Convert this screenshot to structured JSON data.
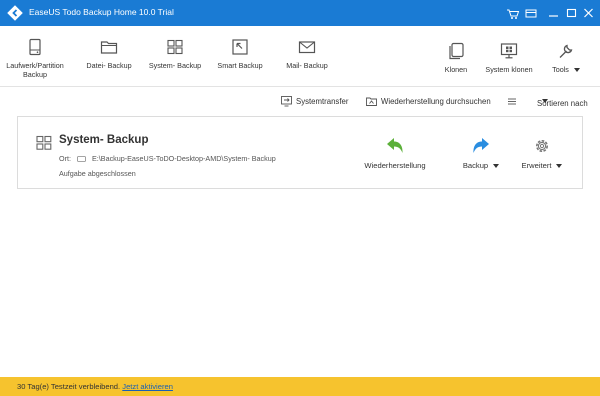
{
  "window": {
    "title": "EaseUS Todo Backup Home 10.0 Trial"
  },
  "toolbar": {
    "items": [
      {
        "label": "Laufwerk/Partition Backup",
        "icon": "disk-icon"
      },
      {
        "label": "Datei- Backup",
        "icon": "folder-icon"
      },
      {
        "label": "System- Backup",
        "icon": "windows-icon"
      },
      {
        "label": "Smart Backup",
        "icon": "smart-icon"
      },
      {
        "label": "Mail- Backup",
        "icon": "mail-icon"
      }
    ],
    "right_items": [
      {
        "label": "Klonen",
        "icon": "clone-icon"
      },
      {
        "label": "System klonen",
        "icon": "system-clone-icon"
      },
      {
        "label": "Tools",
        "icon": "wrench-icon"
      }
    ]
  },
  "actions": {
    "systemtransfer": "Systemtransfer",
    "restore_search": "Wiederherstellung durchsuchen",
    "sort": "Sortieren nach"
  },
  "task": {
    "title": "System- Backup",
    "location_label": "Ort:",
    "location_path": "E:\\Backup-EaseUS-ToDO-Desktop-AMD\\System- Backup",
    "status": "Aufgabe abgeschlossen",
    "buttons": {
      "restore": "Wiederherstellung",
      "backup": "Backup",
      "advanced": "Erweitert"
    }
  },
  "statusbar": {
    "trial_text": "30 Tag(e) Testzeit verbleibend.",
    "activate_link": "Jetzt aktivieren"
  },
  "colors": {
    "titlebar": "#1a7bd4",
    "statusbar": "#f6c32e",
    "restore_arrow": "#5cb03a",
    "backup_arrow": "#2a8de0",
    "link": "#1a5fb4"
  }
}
------------------------------
§ YOUR TASK
Copy out all of the data word for word. Do not carry over any picture.

§ THE REPLY
Convert this screenshot to structured JSON data.
{
  "window": {
    "title": "EaseUS Todo Backup Home 10.0 Trial"
  },
  "toolbar": {
    "items": [
      {
        "label": "Laufwerk/Partition Backup",
        "icon": "disk-icon"
      },
      {
        "label": "Datei- Backup",
        "icon": "folder-icon"
      },
      {
        "label": "System- Backup",
        "icon": "windows-icon"
      },
      {
        "label": "Smart Backup",
        "icon": "smart-icon"
      },
      {
        "label": "Mail- Backup",
        "icon": "mail-icon"
      }
    ],
    "right_items": [
      {
        "label": "Klonen",
        "icon": "clone-icon"
      },
      {
        "label": "System klonen",
        "icon": "system-clone-icon"
      },
      {
        "label": "Tools",
        "icon": "wrench-icon"
      }
    ]
  },
  "actions": {
    "systemtransfer": "Systemtransfer",
    "restore_search": "Wiederherstellung durchsuchen",
    "sort": "Sortieren nach"
  },
  "task": {
    "title": "System- Backup",
    "location_label": "Ort:",
    "location_path": "E:\\Backup-EaseUS-ToDO-Desktop-AMD\\System- Backup",
    "status": "Aufgabe abgeschlossen",
    "buttons": {
      "restore": "Wiederherstellung",
      "backup": "Backup",
      "advanced": "Erweitert"
    }
  },
  "statusbar": {
    "trial_text": "30 Tag(e) Testzeit verbleibend.",
    "activate_link": "Jetzt aktivieren"
  },
  "colors": {
    "titlebar": "#1a7bd4",
    "statusbar": "#f6c32e",
    "restore_arrow": "#5cb03a",
    "backup_arrow": "#2a8de0",
    "link": "#1a5fb4"
  }
}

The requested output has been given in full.